> Written request
Send back the entries below exactly as they appear.

Dataset items

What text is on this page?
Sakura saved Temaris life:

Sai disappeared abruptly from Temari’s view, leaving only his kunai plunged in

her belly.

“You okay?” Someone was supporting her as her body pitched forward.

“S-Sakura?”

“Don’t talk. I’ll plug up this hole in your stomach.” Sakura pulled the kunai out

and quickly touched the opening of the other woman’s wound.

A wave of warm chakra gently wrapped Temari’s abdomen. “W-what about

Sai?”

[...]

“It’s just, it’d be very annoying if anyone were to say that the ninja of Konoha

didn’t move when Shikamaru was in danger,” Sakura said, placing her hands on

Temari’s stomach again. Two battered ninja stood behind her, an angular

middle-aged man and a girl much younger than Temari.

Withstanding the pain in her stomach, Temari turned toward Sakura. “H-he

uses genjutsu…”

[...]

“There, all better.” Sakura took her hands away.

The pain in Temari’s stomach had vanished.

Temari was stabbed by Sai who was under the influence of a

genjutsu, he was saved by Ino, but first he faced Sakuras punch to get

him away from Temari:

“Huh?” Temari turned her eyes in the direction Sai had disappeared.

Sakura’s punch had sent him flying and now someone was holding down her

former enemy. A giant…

> Solution for this exercise
What text is on this page?
Sakura saved Temaris life:

Sai disappeared abruptly from Temari’s view, leaving only his kunai plunged in

her belly.

“You okay?” Someone was supporting her as her body pitched forward.

“S-Sakura?”

“Don’t talk. I’ll plug up this hole in your stomach.” Sakura pulled the kunai out

and quickly touched the opening of the other woman’s wound.

A wave of warm chakra gently wrapped Temari’s abdomen. “W-what about

Sai?”

[...]

“It’s just, it’d be very annoying if anyone were to say that the ninja of Konoha

didn’t move when Shikamaru was in danger,” Sakura said, placing her hands on

Temari’s stomach again. Two battered ninja stood behind her, an angular

middle-aged man and a girl much younger than Temari.

Withstanding the pain in her stomach, Temari turned toward Sakura. “H-he

uses genjutsu…”

[...]

“There, all better.” Sakura took her hands away.

The pain in Temari’s stomach had vanished.

Temari was stabbed by Sai who was under the influence of a

genjutsu, he was saved by Ino, but first he faced Sakuras punch to get

him away from Temari:

“Huh?” Temari turned her eyes in the direction Sai had disappeared.

Sakura’s punch had sent him flying and now someone was holding down her

former enemy. A giant…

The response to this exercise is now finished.